* begin PROVIDED DATA *

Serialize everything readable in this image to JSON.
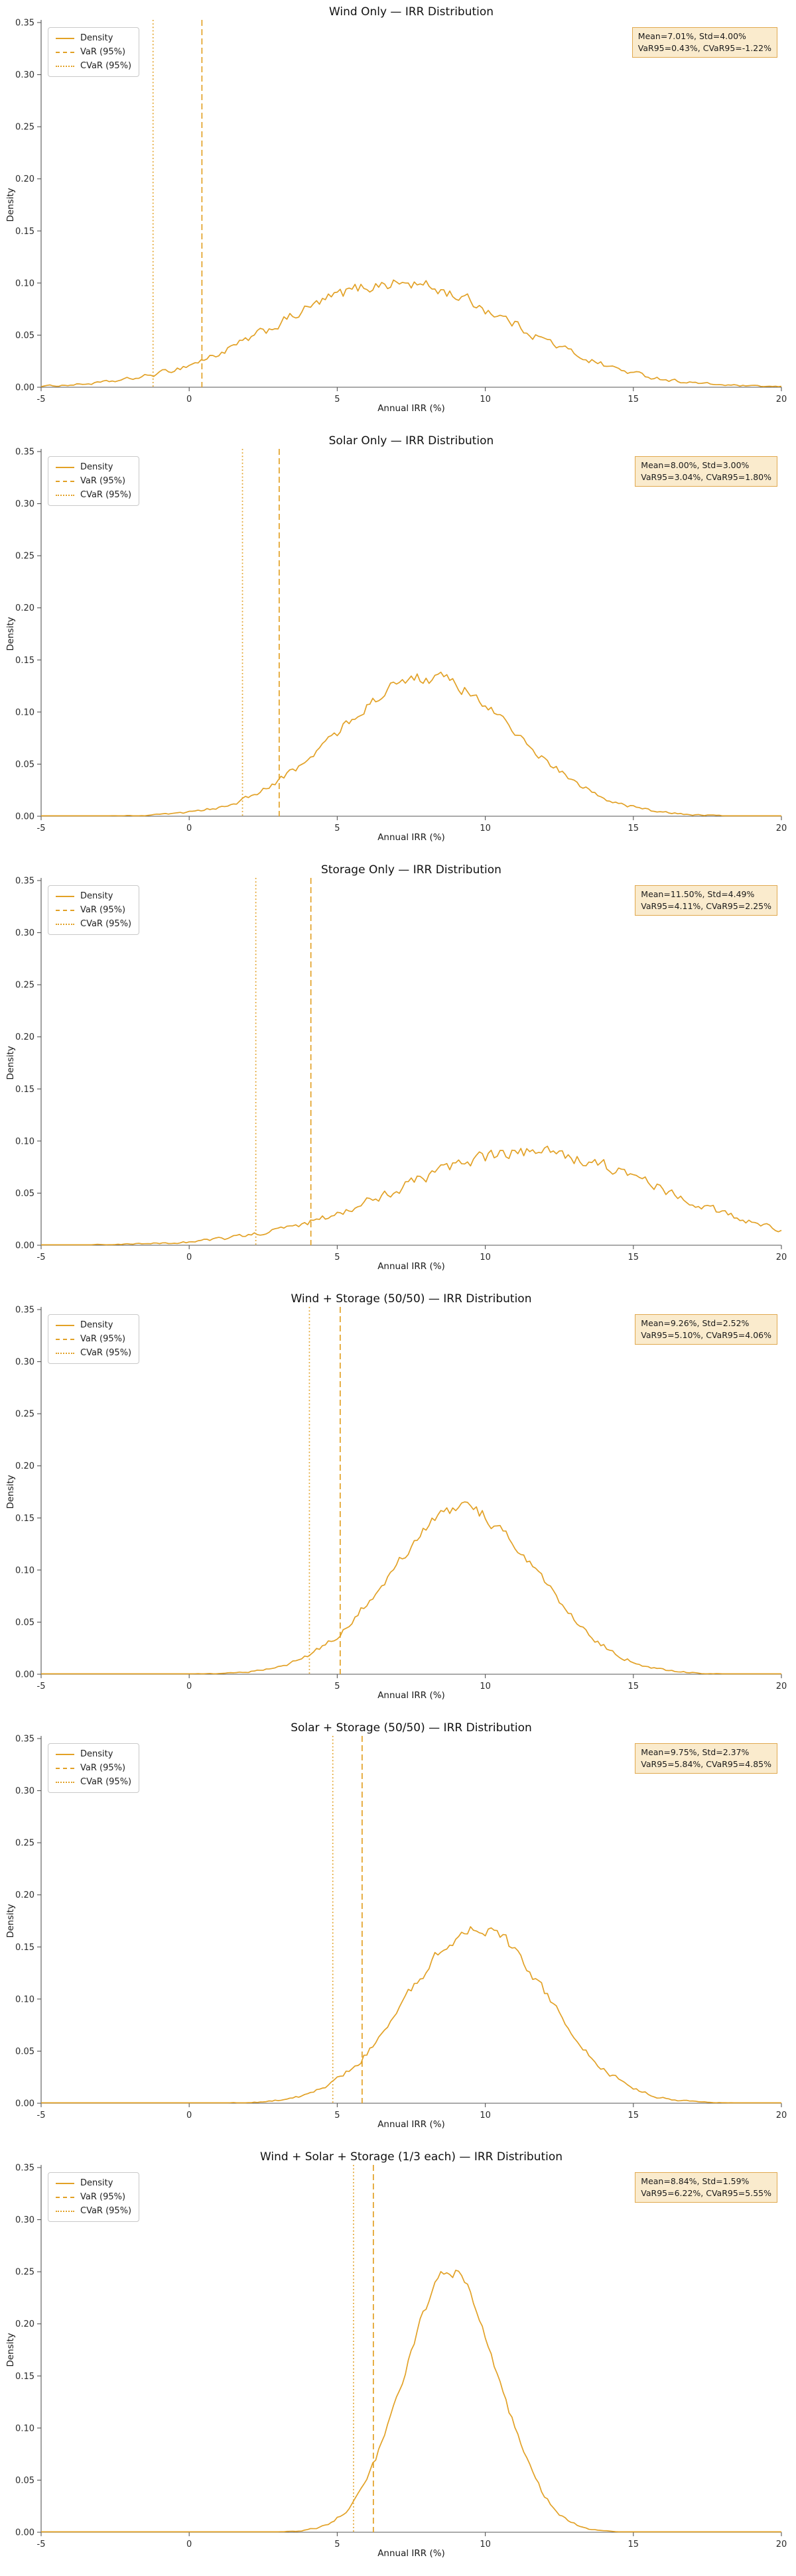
{
  "legend": {
    "density": "Density",
    "var": "VaR (95%)",
    "cvar": "CVaR (95%)"
  },
  "axes": {
    "xlabel": "Annual IRR (%)",
    "ylabel": "Density",
    "xticks": [
      -5,
      0,
      5,
      10,
      15,
      20
    ],
    "yticks": [
      0.0,
      0.05,
      0.1,
      0.15,
      0.2,
      0.25,
      0.3,
      0.35
    ]
  },
  "colors": {
    "line": "#E2A126",
    "annotation_bg": "#FAEBCD",
    "annotation_border": "#E0A84E"
  },
  "chart_data": [
    {
      "type": "line",
      "subtype": "density",
      "distribution": "normal",
      "title": "Wind Only — IRR Distribution",
      "mean": 7.01,
      "std": 4.0,
      "var95": 0.43,
      "cvar95": -1.22,
      "peak_density": 0.105,
      "xlim": [
        -5,
        20
      ],
      "ylim": [
        0,
        0.35
      ],
      "annotation_line1": "Mean=7.01%, Std=4.00%",
      "annotation_line2": "VaR95=0.43%, CVaR95=-1.22%"
    },
    {
      "type": "line",
      "subtype": "density",
      "distribution": "normal",
      "title": "Solar Only — IRR Distribution",
      "mean": 8.0,
      "std": 3.0,
      "var95": 3.04,
      "cvar95": 1.8,
      "peak_density": 0.135,
      "xlim": [
        -5,
        20
      ],
      "ylim": [
        0,
        0.35
      ],
      "annotation_line1": "Mean=8.00%, Std=3.00%",
      "annotation_line2": "VaR95=3.04%, CVaR95=1.80%"
    },
    {
      "type": "line",
      "subtype": "density",
      "distribution": "normal",
      "title": "Storage Only — IRR Distribution",
      "mean": 11.5,
      "std": 4.49,
      "var95": 4.11,
      "cvar95": 2.25,
      "peak_density": 0.092,
      "xlim": [
        -5,
        20
      ],
      "ylim": [
        0,
        0.35
      ],
      "annotation_line1": "Mean=11.50%, Std=4.49%",
      "annotation_line2": "VaR95=4.11%, CVaR95=2.25%"
    },
    {
      "type": "line",
      "subtype": "density",
      "distribution": "normal",
      "title": "Wind + Storage (50/50) — IRR Distribution",
      "mean": 9.26,
      "std": 2.52,
      "var95": 5.1,
      "cvar95": 4.06,
      "peak_density": 0.16,
      "xlim": [
        -5,
        20
      ],
      "ylim": [
        0,
        0.35
      ],
      "annotation_line1": "Mean=9.26%, Std=2.52%",
      "annotation_line2": "VaR95=5.10%, CVaR95=4.06%"
    },
    {
      "type": "line",
      "subtype": "density",
      "distribution": "normal",
      "title": "Solar + Storage (50/50) — IRR Distribution",
      "mean": 9.75,
      "std": 2.37,
      "var95": 5.84,
      "cvar95": 4.85,
      "peak_density": 0.17,
      "xlim": [
        -5,
        20
      ],
      "ylim": [
        0,
        0.35
      ],
      "annotation_line1": "Mean=9.75%, Std=2.37%",
      "annotation_line2": "VaR95=5.84%, CVaR95=4.85%"
    },
    {
      "type": "line",
      "subtype": "density",
      "distribution": "normal",
      "title": "Wind + Solar + Storage (1/3 each) — IRR Distribution",
      "mean": 8.84,
      "std": 1.59,
      "var95": 6.22,
      "cvar95": 5.55,
      "peak_density": 0.255,
      "xlim": [
        -5,
        20
      ],
      "ylim": [
        0,
        0.35
      ],
      "annotation_line1": "Mean=8.84%, Std=1.59%",
      "annotation_line2": "VaR95=6.22%, CVaR95=5.55%"
    }
  ]
}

* end PROVIDED DATA *

_DESCRIPTION OF THE TASK_.
Leave every image out, and retype the material exactly.

_SOLUTION TO THE EXERCISE_.
Serialize everything readable in this image to JSON.
{
  "legend": {
    "density": "Density",
    "var": "VaR (95%)",
    "cvar": "CVaR (95%)"
  },
  "axes": {
    "xlabel": "Annual IRR (%)",
    "ylabel": "Density",
    "xticks": [
      -5,
      0,
      5,
      10,
      15,
      20
    ],
    "yticks": [
      0.0,
      0.05,
      0.1,
      0.15,
      0.2,
      0.25,
      0.3,
      0.35
    ]
  },
  "colors": {
    "line": "#E2A126",
    "annotation_bg": "#FAEBCD",
    "annotation_border": "#E0A84E"
  },
  "chart_data": [
    {
      "type": "line",
      "subtype": "density",
      "distribution": "normal",
      "title": "Wind Only — IRR Distribution",
      "mean": 7.01,
      "std": 4.0,
      "var95": 0.43,
      "cvar95": -1.22,
      "peak_density": 0.105,
      "xlim": [
        -5,
        20
      ],
      "ylim": [
        0,
        0.35
      ],
      "annotation_line1": "Mean=7.01%, Std=4.00%",
      "annotation_line2": "VaR95=0.43%, CVaR95=-1.22%"
    },
    {
      "type": "line",
      "subtype": "density",
      "distribution": "normal",
      "title": "Solar Only — IRR Distribution",
      "mean": 8.0,
      "std": 3.0,
      "var95": 3.04,
      "cvar95": 1.8,
      "peak_density": 0.135,
      "xlim": [
        -5,
        20
      ],
      "ylim": [
        0,
        0.35
      ],
      "annotation_line1": "Mean=8.00%, Std=3.00%",
      "annotation_line2": "VaR95=3.04%, CVaR95=1.80%"
    },
    {
      "type": "line",
      "subtype": "density",
      "distribution": "normal",
      "title": "Storage Only — IRR Distribution",
      "mean": 11.5,
      "std": 4.49,
      "var95": 4.11,
      "cvar95": 2.25,
      "peak_density": 0.092,
      "xlim": [
        -5,
        20
      ],
      "ylim": [
        0,
        0.35
      ],
      "annotation_line1": "Mean=11.50%, Std=4.49%",
      "annotation_line2": "VaR95=4.11%, CVaR95=2.25%"
    },
    {
      "type": "line",
      "subtype": "density",
      "distribution": "normal",
      "title": "Wind + Storage (50/50) — IRR Distribution",
      "mean": 9.26,
      "std": 2.52,
      "var95": 5.1,
      "cvar95": 4.06,
      "peak_density": 0.16,
      "xlim": [
        -5,
        20
      ],
      "ylim": [
        0,
        0.35
      ],
      "annotation_line1": "Mean=9.26%, Std=2.52%",
      "annotation_line2": "VaR95=5.10%, CVaR95=4.06%"
    },
    {
      "type": "line",
      "subtype": "density",
      "distribution": "normal",
      "title": "Solar + Storage (50/50) — IRR Distribution",
      "mean": 9.75,
      "std": 2.37,
      "var95": 5.84,
      "cvar95": 4.85,
      "peak_density": 0.17,
      "xlim": [
        -5,
        20
      ],
      "ylim": [
        0,
        0.35
      ],
      "annotation_line1": "Mean=9.75%, Std=2.37%",
      "annotation_line2": "VaR95=5.84%, CVaR95=4.85%"
    },
    {
      "type": "line",
      "subtype": "density",
      "distribution": "normal",
      "title": "Wind + Solar + Storage (1/3 each) — IRR Distribution",
      "mean": 8.84,
      "std": 1.59,
      "var95": 6.22,
      "cvar95": 5.55,
      "peak_density": 0.255,
      "xlim": [
        -5,
        20
      ],
      "ylim": [
        0,
        0.35
      ],
      "annotation_line1": "Mean=8.84%, Std=1.59%",
      "annotation_line2": "VaR95=6.22%, CVaR95=5.55%"
    }
  ]
}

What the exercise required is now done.